-------- Data rows --------

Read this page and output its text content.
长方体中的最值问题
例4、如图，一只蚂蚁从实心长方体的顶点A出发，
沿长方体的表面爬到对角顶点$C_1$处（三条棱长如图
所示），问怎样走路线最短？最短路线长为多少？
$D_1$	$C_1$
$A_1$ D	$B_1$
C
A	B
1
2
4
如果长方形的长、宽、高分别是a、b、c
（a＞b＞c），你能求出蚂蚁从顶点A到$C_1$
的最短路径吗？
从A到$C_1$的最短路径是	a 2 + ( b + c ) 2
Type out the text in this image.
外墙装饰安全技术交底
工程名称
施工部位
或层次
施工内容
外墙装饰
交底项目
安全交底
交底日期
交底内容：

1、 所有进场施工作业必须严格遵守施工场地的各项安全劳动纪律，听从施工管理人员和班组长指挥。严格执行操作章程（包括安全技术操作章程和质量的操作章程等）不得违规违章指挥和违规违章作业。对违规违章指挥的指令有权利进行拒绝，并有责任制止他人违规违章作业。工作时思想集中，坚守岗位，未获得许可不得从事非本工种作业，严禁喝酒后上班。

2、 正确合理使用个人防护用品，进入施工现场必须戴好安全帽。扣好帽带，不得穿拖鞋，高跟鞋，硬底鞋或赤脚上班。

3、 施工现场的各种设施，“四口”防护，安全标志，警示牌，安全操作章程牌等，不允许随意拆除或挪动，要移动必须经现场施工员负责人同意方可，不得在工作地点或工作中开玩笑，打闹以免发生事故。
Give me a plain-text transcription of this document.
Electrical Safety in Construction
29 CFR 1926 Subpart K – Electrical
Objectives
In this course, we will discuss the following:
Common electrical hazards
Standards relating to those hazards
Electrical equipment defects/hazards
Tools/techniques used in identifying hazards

--------

- Task requirements -
Return each line of the data exactly as written above.

- Result of this task -
Read this page and output its text content.
长方体中的最值问题
例4、如图，一只蚂蚁从实心长方体的顶点A出发，
沿长方体的表面爬到对角顶点$C_1$处（三条棱长如图
所示），问怎样走路线最短？最短路线长为多少？
$D_1$	$C_1$
$A_1$ D	$B_1$
C
A	B
1
2
4
如果长方形的长、宽、高分别是a、b、c
（a＞b＞c），你能求出蚂蚁从顶点A到$C_1$
的最短路径吗？
从A到$C_1$的最短路径是	a 2 + ( b + c ) 2
Type out the text in this image.
外墙装饰安全技术交底
工程名称
施工部位
或层次
施工内容
外墙装饰
交底项目
安全交底
交底日期
交底内容：

1、 所有进场施工作业必须严格遵守施工场地的各项安全劳动纪律，听从施工管理人员和班组长指挥。严格执行操作章程（包括安全技术操作章程和质量的操作章程等）不得违规违章指挥和违规违章作业。对违规违章指挥的指令有权利进行拒绝，并有责任制止他人违规违章作业。工作时思想集中，坚守岗位，未获得许可不得从事非本工种作业，严禁喝酒后上班。

2、 正确合理使用个人防护用品，进入施工现场必须戴好安全帽。扣好帽带，不得穿拖鞋，高跟鞋，硬底鞋或赤脚上班。

3、 施工现场的各种设施，“四口”防护，安全标志，警示牌，安全操作章程牌等，不允许随意拆除或挪动，要移动必须经现场施工员负责人同意方可，不得在工作地点或工作中开玩笑，打闹以免发生事故。
Give me a plain-text transcription of this document.
Electrical Safety in Construction
29 CFR 1926 Subpart K – Electrical
Objectives
In this course, we will discuss the following:
Common electrical hazards
Standards relating to those hazards
Electrical equipment defects/hazards
Tools/techniques used in identifying hazards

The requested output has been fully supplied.